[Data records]
☆ ☆ ☆
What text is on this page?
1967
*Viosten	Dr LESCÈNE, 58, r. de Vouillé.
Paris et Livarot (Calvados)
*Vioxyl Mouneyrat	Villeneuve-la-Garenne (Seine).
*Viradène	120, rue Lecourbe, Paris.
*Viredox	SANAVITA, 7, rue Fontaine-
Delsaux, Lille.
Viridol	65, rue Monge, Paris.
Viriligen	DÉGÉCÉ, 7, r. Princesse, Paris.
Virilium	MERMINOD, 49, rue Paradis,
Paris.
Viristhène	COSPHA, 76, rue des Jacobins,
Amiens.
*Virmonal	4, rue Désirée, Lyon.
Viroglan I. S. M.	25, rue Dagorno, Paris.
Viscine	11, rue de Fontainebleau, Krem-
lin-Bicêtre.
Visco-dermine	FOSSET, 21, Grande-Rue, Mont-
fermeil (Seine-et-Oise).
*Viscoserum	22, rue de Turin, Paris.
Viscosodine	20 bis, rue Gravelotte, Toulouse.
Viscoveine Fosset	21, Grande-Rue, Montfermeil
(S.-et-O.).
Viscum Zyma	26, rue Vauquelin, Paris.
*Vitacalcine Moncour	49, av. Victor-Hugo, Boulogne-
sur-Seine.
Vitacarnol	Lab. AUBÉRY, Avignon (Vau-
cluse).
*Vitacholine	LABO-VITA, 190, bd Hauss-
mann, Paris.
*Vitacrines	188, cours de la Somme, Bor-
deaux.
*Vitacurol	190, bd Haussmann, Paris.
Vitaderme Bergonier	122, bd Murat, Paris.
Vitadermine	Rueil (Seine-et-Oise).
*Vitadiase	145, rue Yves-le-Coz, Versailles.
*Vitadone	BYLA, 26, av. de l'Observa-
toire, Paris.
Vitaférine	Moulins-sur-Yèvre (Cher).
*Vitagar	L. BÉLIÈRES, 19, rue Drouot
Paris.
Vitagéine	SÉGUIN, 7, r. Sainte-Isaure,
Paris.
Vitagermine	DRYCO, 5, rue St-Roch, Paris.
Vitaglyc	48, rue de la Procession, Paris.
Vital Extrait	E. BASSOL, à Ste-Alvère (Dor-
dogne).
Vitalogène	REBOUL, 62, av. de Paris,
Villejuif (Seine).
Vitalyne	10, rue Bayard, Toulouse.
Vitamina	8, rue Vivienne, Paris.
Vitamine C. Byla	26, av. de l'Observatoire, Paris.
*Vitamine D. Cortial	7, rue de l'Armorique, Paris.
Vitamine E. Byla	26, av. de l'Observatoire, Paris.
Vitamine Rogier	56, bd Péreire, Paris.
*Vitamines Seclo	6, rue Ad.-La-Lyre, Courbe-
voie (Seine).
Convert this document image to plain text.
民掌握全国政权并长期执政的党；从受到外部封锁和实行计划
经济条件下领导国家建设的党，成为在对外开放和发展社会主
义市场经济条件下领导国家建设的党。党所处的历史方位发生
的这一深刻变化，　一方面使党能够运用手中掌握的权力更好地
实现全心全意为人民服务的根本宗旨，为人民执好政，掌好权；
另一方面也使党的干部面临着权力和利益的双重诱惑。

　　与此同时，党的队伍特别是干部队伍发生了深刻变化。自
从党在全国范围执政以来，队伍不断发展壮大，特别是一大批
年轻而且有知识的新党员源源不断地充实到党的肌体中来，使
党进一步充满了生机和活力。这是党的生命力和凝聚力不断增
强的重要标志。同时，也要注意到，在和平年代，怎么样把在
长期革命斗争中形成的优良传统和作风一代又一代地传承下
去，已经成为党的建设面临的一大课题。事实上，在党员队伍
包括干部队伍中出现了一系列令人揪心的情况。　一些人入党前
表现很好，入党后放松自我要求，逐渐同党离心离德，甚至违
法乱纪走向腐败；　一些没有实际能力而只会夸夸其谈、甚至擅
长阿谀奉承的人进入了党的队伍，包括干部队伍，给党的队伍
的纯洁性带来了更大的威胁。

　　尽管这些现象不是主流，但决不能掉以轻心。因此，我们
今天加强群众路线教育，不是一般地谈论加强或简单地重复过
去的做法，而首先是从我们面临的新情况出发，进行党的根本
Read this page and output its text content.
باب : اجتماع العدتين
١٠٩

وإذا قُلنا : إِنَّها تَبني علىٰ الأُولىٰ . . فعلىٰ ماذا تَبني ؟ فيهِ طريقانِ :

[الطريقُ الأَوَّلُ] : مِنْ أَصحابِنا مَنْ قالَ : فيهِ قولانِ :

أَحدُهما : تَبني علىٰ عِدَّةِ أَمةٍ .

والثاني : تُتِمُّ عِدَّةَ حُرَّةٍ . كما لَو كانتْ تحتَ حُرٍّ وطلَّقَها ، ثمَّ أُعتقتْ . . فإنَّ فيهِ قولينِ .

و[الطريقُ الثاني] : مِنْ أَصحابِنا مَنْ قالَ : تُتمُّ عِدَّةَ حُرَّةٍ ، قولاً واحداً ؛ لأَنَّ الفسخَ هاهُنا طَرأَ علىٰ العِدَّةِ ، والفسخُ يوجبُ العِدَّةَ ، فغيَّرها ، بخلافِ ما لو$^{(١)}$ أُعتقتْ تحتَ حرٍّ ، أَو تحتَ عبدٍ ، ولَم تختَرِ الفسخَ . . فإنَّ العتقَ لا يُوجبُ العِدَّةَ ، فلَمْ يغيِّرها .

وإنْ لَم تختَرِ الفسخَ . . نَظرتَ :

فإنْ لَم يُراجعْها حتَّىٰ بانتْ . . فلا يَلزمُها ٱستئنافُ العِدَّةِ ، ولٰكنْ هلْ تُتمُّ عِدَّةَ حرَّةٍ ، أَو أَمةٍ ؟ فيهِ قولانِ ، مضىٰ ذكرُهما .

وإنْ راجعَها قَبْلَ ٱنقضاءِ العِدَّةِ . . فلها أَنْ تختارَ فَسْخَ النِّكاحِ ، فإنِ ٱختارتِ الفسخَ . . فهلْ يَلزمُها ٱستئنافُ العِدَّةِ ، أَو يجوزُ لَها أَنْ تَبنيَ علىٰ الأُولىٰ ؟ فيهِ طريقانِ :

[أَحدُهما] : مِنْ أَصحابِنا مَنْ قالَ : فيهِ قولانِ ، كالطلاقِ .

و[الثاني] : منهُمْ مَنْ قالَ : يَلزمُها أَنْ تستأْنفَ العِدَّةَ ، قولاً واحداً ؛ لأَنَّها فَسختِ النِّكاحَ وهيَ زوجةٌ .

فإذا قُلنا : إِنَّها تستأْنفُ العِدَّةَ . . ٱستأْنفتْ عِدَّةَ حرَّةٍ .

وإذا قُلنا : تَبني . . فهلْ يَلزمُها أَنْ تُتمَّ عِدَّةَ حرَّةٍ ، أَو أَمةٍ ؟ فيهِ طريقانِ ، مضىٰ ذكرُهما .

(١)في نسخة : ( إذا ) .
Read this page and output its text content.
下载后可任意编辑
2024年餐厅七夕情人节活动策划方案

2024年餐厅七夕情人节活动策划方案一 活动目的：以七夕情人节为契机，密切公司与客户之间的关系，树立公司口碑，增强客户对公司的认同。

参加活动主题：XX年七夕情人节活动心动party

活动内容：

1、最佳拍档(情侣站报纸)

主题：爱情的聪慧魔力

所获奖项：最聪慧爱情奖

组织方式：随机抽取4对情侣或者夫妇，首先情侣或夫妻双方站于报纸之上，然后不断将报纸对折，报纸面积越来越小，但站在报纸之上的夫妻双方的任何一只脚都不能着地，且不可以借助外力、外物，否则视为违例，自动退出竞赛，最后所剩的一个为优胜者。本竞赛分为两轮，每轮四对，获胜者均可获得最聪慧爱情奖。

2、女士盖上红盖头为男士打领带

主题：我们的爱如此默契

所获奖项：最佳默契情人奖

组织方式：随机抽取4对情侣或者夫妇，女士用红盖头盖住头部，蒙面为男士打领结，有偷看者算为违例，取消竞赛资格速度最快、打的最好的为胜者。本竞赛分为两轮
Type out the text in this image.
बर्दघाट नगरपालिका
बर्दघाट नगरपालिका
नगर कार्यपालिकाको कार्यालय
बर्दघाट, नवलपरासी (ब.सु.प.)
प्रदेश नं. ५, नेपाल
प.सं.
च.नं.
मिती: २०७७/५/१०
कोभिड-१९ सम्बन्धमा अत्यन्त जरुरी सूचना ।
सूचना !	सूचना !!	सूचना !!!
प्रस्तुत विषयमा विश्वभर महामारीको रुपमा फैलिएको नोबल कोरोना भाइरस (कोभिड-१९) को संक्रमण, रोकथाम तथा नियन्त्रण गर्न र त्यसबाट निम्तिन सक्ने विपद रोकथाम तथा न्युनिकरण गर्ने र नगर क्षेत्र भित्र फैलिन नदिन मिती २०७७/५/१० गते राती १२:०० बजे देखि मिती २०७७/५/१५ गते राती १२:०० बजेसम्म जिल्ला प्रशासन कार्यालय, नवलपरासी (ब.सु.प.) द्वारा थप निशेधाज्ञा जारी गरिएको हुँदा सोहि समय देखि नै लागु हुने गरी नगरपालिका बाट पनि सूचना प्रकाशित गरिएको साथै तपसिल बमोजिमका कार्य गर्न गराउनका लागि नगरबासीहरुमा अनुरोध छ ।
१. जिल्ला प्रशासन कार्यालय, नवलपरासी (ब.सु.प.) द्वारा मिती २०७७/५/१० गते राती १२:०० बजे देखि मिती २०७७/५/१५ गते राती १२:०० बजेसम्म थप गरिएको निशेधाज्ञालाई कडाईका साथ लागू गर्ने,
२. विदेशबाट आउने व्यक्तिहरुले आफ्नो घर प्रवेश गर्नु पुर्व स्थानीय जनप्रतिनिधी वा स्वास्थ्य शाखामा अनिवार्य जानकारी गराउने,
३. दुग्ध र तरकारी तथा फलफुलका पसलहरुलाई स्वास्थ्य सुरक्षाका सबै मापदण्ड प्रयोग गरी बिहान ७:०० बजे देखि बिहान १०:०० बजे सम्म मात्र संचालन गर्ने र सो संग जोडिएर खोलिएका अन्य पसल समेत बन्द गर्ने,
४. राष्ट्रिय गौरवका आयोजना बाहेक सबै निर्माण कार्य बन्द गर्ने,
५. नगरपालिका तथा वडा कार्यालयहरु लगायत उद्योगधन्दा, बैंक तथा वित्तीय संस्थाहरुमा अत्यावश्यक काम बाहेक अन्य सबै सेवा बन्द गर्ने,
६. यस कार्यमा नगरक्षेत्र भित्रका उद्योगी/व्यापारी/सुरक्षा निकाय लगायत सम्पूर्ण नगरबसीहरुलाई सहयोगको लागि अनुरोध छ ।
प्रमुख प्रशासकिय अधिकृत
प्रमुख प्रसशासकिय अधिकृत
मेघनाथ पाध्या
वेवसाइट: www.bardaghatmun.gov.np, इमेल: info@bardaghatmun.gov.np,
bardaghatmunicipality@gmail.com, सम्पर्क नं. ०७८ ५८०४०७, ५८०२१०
☆ ☆ ☆
Every line from the one containing "Type out the text in this image." through the last line must be copied exactly; leave out the rest.

_Completed exercise:_
Type out the text in this image.
बर्दघाट नगरपालिका
बर्दघाट नगरपालिका
नगर कार्यपालिकाको कार्यालय
बर्दघाट, नवलपरासी (ब.सु.प.)
प्रदेश नं. ५, नेपाल
प.सं.
च.नं.
मिती: २०७७/५/१०
कोभिड-१९ सम्बन्धमा अत्यन्त जरुरी सूचना ।
सूचना !	सूचना !!	सूचना !!!
प्रस्तुत विषयमा विश्वभर महामारीको रुपमा फैलिएको नोबल कोरोना भाइरस (कोभिड-१९) को संक्रमण, रोकथाम तथा नियन्त्रण गर्न र त्यसबाट निम्तिन सक्ने विपद रोकथाम तथा न्युनिकरण गर्ने र नगर क्षेत्र भित्र फैलिन नदिन मिती २०७७/५/१० गते राती १२:०० बजे देखि मिती २०७७/५/१५ गते राती १२:०० बजेसम्म जिल्ला प्रशासन कार्यालय, नवलपरासी (ब.सु.प.) द्वारा थप निशेधाज्ञा जारी गरिएको हुँदा सोहि समय देखि नै लागु हुने गरी नगरपालिका बाट पनि सूचना प्रकाशित गरिएको साथै तपसिल बमोजिमका कार्य गर्न गराउनका लागि नगरबासीहरुमा अनुरोध छ ।
१. जिल्ला प्रशासन कार्यालय, नवलपरासी (ब.सु.प.) द्वारा मिती २०७७/५/१० गते राती १२:०० बजे देखि मिती २०७७/५/१५ गते राती १२:०० बजेसम्म थप गरिएको निशेधाज्ञालाई कडाईका साथ लागू गर्ने,
२. विदेशबाट आउने व्यक्तिहरुले आफ्नो घर प्रवेश गर्नु पुर्व स्थानीय जनप्रतिनिधी वा स्वास्थ्य शाखामा अनिवार्य जानकारी गराउने,
३. दुग्ध र तरकारी तथा फलफुलका पसलहरुलाई स्वास्थ्य सुरक्षाका सबै मापदण्ड प्रयोग गरी बिहान ७:०० बजे देखि बिहान १०:०० बजे सम्म मात्र संचालन गर्ने र सो संग जोडिएर खोलिएका अन्य पसल समेत बन्द गर्ने,
४. राष्ट्रिय गौरवका आयोजना बाहेक सबै निर्माण कार्य बन्द गर्ने,
५. नगरपालिका तथा वडा कार्यालयहरु लगायत उद्योगधन्दा, बैंक तथा वित्तीय संस्थाहरुमा अत्यावश्यक काम बाहेक अन्य सबै सेवा बन्द गर्ने,
६. यस कार्यमा नगरक्षेत्र भित्रका उद्योगी/व्यापारी/सुरक्षा निकाय लगायत सम्पूर्ण नगरबसीहरुलाई सहयोगको लागि अनुरोध छ ।
प्रमुख प्रशासकिय अधिकृत
प्रमुख प्रसशासकिय अधिकृत
मेघनाथ पाध्या
वेवसाइट: www.bardaghatmun.gov.np, इमेल: info@bardaghatmun.gov.np,
bardaghatmunicipality@gmail.com, सम्पर्क नं. ०७८ ५८०४०७, ५८०२१०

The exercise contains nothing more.